▶ **Given records**
----

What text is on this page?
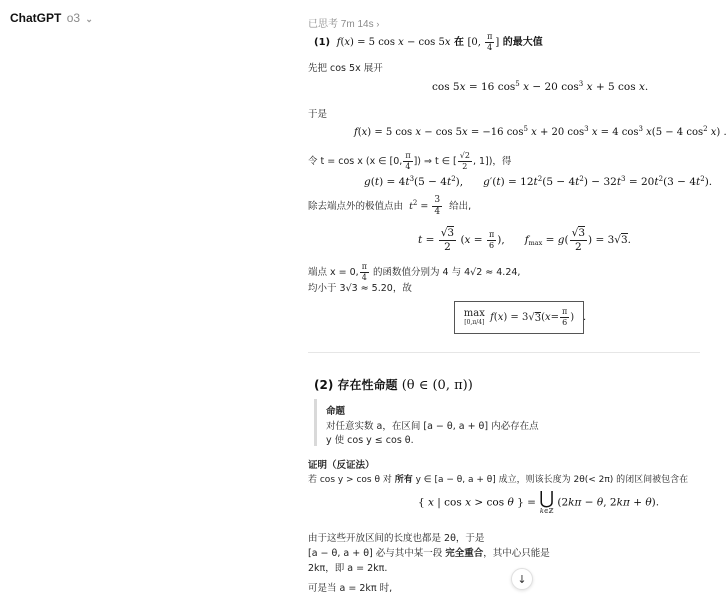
ChatGPT o3 ⌄	已思考 7m 14s ›
(1) f(x) = 5 cos x − cos 5x 在 [0, $\frac{\pi}{4}$ ] 的最大值
先把 cos 5x 展开
cos 5x = 16 $\cos^5 x - 20$ $\cos^3 x + 5$ cos x.
于是
f(x) = 5 cos x − cos 5x = −16 $\cos^5 x + 20$ $\cos^3 x = 4$ $\cos^3 x(5 - 4$ $\cos^2 x$) .
令 t = cos x (x ∈ [0, $\frac{\pi}{4}$ ]) ⇒ t ∈ [ $\frac{√2}{2}$ , 1])，得
$g(t) = 4t^3(5 - 4t^2)$,      $g'(t) = 12t^2(5 - 4t^2) - 32t^3 = 20t^2(3 - 4t^2)$.
除去端点外的极值点由 $t^2 = \frac{3}{4}$ 给出,
$t = \frac{√3}{2} (x = \frac{\pi}{6}$ ),      $f_{max} = g( \frac{√3}{2}$ ) = 3√3.
端点 x = 0, $\frac{\pi}{4}$ 的函数值分别为 4 与 4√2 ≈ 4.24,
均小于 3√3 ≈ 5.20，故
max
[0,π/4]
f ( x ) = 3√ 3 ( $x = \frac{\pi}{6}$ ) .
(2) 存在性命题 (θ ∈ (0, π))
命题
对任意实数 a，在区间 [a − θ, a + θ] 内必存在点
y 使 cos y ≤ cos θ.
证明（反证法）
若 cos y > cos θ 对 所有 y ∈ [a − θ, a + θ] 成立，则该长度为 2θ(< 2π) 的闭区间被包含在
{ x | cos x > cos θ } = ⋃
k∈ℤ
(2kπ − θ, 2kπ + θ).
由于这些开放区间的长度也都是 2θ，于是
[a − θ, a + θ] 必与其中某一段 完全重合，其中心只能是
2kπ，即 a = 2kπ.
可是当 a = 2kπ 时,
↓
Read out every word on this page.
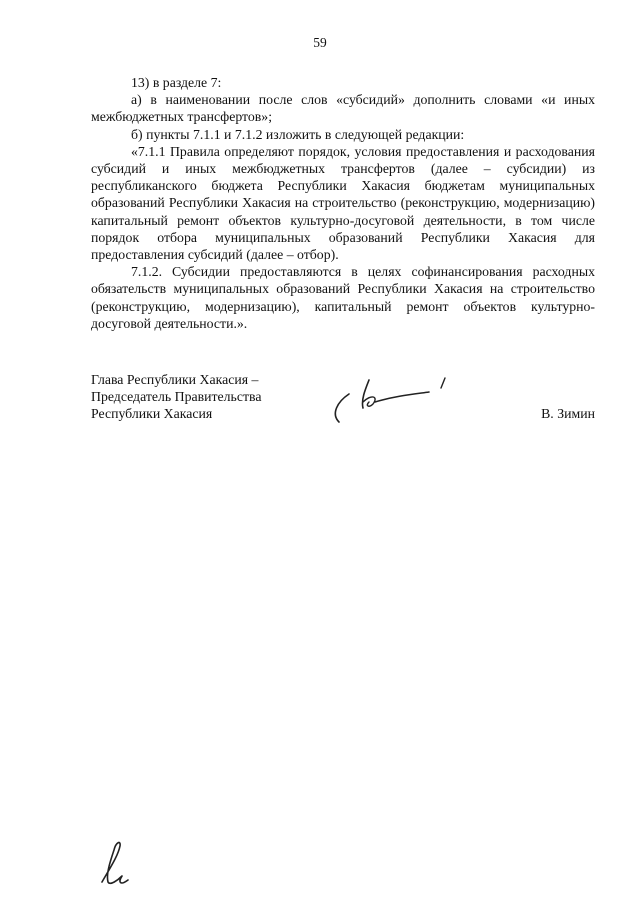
59

13) в разделе 7:

а) в наименовании после слов «субсидий» дополнить словами «и иных межбюджетных трансфертов»;

б) пункты 7.1.1 и 7.1.2 изложить в следующей редакции:

«7.1.1 Правила определяют порядок, условия предоставления и расходования субсидий и иных межбюджетных трансфертов (далее – субсидии) из республиканского бюджета Республики Хакасия бюджетам муниципальных образований Республики Хакасия на строительство (реконструкцию, модернизацию) капитальный ремонт объектов культурно-досуговой деятельности, в том числе порядок отбора муниципальных образований Республики Хакасия для предоставления субсидий (далее – отбор).

7.1.2. Субсидии предоставляются в целях софинансирования расходных обязательств муниципальных образований Республики Хакасия на строительство (реконструкцию, модернизацию), капитальный ремонт объектов культурно-досуговой деятельности.».

Глава Республики Хакасия –
Председатель Правительства
Республики Хакасия	В. Зимин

----

▶ **Request**
Each entry must be retyped word for word, with every image omitted.

▶ **Answer to this problem**
What text is on this page?
ChatGPT o3 ⌄	已思考 7m 14s ›
(1) f(x) = 5 cos x − cos 5x 在 [0, $\frac{\pi}{4}$ ] 的最大值
先把 cos 5x 展开
cos 5x = 16 $\cos^5 x - 20$ $\cos^3 x + 5$ cos x.
于是
f(x) = 5 cos x − cos 5x = −16 $\cos^5 x + 20$ $\cos^3 x = 4$ $\cos^3 x(5 - 4$ $\cos^2 x$) .
令 t = cos x (x ∈ [0, $\frac{\pi}{4}$ ]) ⇒ t ∈ [ $\frac{√2}{2}$ , 1])，得
$g(t) = 4t^3(5 - 4t^2)$,      $g'(t) = 12t^2(5 - 4t^2) - 32t^3 = 20t^2(3 - 4t^2)$.
除去端点外的极值点由 $t^2 = \frac{3}{4}$ 给出,
$t = \frac{√3}{2} (x = \frac{\pi}{6}$ ),      $f_{max} = g( \frac{√3}{2}$ ) = 3√3.
端点 x = 0, $\frac{\pi}{4}$ 的函数值分别为 4 与 4√2 ≈ 4.24,
均小于 3√3 ≈ 5.20，故
max
[0,π/4]
f ( x ) = 3√ 3 ( $x = \frac{\pi}{6}$ ) .
(2) 存在性命题 (θ ∈ (0, π))
命题
对任意实数 a，在区间 [a − θ, a + θ] 内必存在点
y 使 cos y ≤ cos θ.
证明（反证法）
若 cos y > cos θ 对 所有 y ∈ [a − θ, a + θ] 成立，则该长度为 2θ(< 2π) 的闭区间被包含在
{ x | cos x > cos θ } = ⋃
k∈ℤ
(2kπ − θ, 2kπ + θ).
由于这些开放区间的长度也都是 2θ，于是
[a − θ, a + θ] 必与其中某一段 完全重合，其中心只能是
2kπ，即 a = 2kπ.
可是当 a = 2kπ 时,
↓
Read out every word on this page.
59

13) в разделе 7:

а) в наименовании после слов «субсидий» дополнить словами «и иных межбюджетных трансфертов»;

б) пункты 7.1.1 и 7.1.2 изложить в следующей редакции:

«7.1.1 Правила определяют порядок, условия предоставления и расходования субсидий и иных межбюджетных трансфертов (далее – субсидии) из республиканского бюджета Республики Хакасия бюджетам муниципальных образований Республики Хакасия на строительство (реконструкцию, модернизацию) капитальный ремонт объектов культурно-досуговой деятельности, в том числе порядок отбора муниципальных образований Республики Хакасия для предоставления субсидий (далее – отбор).

7.1.2. Субсидии предоставляются в целях софинансирования расходных обязательств муниципальных образований Республики Хакасия на строительство (реконструкцию, модернизацию), капитальный ремонт объектов культурно-досуговой деятельности.».

Глава Республики Хакасия –
Председатель Правительства
Республики Хакасия	В. Зимин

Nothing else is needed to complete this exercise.